TASK INPUTS:
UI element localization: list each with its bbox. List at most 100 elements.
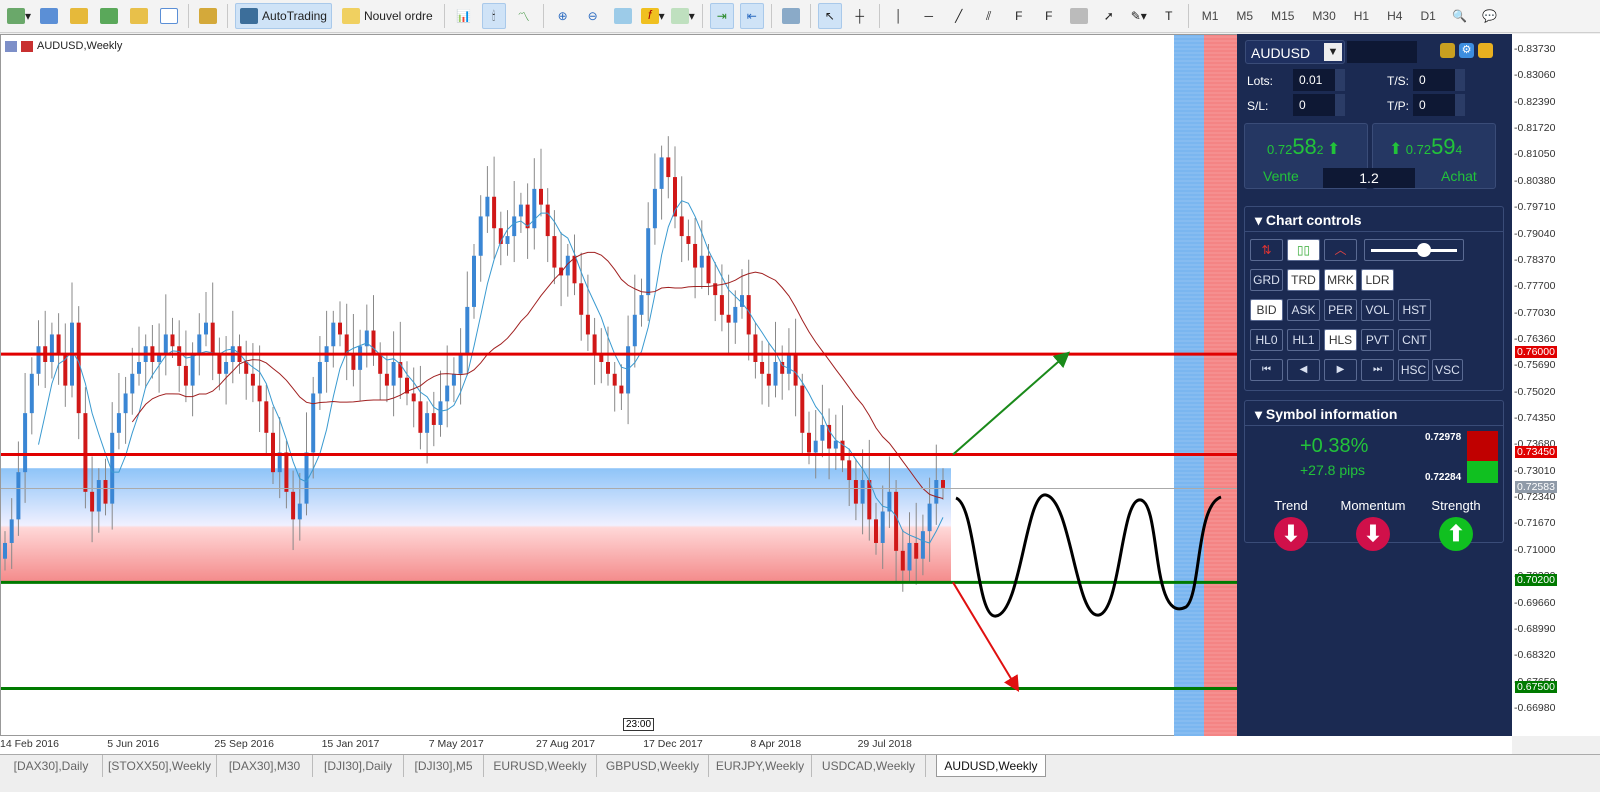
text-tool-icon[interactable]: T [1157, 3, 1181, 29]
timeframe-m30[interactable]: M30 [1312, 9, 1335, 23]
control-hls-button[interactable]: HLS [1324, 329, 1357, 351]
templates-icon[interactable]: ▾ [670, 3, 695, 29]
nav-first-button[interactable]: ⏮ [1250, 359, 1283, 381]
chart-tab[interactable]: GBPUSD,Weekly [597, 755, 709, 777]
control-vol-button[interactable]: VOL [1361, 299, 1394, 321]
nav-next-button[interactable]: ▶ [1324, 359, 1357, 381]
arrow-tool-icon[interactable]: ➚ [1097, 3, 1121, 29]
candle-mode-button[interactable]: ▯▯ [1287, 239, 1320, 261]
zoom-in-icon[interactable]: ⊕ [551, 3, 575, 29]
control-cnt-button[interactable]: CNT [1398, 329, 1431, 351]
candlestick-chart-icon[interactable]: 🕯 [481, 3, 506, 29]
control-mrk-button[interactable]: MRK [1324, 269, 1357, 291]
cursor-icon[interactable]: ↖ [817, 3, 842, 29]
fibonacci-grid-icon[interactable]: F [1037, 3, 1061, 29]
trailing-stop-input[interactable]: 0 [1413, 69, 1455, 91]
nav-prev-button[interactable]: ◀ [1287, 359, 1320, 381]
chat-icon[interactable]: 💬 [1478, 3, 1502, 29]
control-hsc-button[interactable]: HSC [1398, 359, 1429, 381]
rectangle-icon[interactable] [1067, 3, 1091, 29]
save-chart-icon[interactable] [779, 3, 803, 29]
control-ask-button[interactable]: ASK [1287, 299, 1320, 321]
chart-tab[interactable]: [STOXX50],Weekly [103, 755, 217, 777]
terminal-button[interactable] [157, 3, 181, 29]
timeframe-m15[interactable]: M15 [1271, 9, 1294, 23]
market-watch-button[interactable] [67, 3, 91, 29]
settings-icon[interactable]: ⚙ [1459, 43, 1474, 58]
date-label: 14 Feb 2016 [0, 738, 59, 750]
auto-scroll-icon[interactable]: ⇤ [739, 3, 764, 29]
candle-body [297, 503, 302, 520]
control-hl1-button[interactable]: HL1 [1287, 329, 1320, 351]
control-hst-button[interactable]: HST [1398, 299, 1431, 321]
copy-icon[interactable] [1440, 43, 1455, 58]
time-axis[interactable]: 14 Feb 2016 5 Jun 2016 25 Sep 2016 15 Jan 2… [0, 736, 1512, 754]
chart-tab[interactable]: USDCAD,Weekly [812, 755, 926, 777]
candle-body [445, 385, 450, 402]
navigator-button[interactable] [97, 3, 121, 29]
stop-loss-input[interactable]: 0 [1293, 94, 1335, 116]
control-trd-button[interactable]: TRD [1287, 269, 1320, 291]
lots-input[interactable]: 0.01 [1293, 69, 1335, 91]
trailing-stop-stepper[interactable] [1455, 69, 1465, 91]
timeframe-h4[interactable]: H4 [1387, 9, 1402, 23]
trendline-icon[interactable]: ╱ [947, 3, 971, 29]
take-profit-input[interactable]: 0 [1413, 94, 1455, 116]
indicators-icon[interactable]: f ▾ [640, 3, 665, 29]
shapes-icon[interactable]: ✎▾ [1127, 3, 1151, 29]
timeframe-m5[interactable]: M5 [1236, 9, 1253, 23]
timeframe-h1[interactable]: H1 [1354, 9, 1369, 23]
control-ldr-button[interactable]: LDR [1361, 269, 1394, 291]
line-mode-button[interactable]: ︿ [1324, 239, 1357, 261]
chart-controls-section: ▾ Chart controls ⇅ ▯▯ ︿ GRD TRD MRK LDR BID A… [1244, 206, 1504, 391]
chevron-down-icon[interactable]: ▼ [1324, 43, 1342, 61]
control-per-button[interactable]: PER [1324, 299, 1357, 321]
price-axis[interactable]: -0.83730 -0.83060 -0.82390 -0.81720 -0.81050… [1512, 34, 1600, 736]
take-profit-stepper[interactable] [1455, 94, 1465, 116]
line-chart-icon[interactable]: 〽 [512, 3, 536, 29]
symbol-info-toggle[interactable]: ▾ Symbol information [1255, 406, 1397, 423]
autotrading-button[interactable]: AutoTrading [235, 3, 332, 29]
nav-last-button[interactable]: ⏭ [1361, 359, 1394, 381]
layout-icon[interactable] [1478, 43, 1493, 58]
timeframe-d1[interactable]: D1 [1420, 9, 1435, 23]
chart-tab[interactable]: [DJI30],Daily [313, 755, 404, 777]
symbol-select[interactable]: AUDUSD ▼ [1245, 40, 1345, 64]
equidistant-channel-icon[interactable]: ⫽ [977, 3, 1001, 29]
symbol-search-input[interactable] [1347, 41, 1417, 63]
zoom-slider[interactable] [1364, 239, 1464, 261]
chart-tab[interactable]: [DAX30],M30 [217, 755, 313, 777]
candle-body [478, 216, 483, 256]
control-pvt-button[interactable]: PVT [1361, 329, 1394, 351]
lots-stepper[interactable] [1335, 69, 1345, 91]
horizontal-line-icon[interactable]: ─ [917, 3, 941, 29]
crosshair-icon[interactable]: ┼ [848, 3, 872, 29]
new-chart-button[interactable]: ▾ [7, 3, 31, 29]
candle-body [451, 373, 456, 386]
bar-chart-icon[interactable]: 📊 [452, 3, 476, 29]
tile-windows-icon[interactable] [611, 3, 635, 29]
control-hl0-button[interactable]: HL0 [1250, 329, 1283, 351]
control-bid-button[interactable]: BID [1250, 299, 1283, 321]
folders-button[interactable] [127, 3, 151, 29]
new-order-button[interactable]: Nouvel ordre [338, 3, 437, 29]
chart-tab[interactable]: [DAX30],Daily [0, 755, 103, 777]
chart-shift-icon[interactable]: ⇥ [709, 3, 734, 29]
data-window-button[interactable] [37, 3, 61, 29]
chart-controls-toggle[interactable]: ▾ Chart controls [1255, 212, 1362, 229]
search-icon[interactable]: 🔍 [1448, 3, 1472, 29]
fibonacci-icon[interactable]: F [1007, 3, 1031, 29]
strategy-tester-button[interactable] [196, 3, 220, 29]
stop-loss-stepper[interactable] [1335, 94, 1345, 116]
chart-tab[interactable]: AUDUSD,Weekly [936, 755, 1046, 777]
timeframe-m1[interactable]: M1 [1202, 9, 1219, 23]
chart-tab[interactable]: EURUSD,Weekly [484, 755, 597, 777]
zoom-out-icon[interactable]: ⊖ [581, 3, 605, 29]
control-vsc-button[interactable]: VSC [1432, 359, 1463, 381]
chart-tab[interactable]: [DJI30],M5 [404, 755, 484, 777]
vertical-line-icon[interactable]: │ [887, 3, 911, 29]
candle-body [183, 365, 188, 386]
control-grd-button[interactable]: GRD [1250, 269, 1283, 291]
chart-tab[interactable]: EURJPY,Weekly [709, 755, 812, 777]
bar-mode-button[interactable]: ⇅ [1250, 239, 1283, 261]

OBJECTIVE: Give the lines from the one with "text-tool-icon[interactable]: T [1157, 3, 1181, 29]" up to and including the one with "control-mrk-button[interactable]: MRK [1324, 269, 1357, 291]" as a Markdown table with the columns No. and Line, omitting any blank lines.

WRITTEN ANSWER:
| No. | Line |
|---|---|
| 1 | text-tool-icon[interactable]: T [1157, 3, 1181, 29] |
| 2 | timeframe-m30[interactable]: M30 [1312, 9, 1335, 23] |
| 3 | control-hls-button[interactable]: HLS [1324, 329, 1357, 351] |
| 4 | templates-icon[interactable]: ▾ [670, 3, 695, 29] |
| 5 | nav-first-button[interactable]: ⏮ [1250, 359, 1283, 381] |
| 6 | chart-tab[interactable]: GBPUSD,Weekly [597, 755, 709, 777] |
| 7 | control-vol-button[interactable]: VOL [1361, 299, 1394, 321] |
| 8 | nav-next-button[interactable]: ▶ [1324, 359, 1357, 381] |
| 9 | arrow-tool-icon[interactable]: ➚ [1097, 3, 1121, 29] |
| 10 | candle-mode-button[interactable]: ▯▯ [1287, 239, 1320, 261] |
| 11 | zoom-in-icon[interactable]: ⊕ [551, 3, 575, 29] |
| 12 | control-cnt-button[interactable]: CNT [1398, 329, 1431, 351] |
| 13 | candlestick-chart-icon[interactable]: 🕯 [481, 3, 506, 29] |
| 14 | control-mrk-button[interactable]: MRK [1324, 269, 1357, 291] |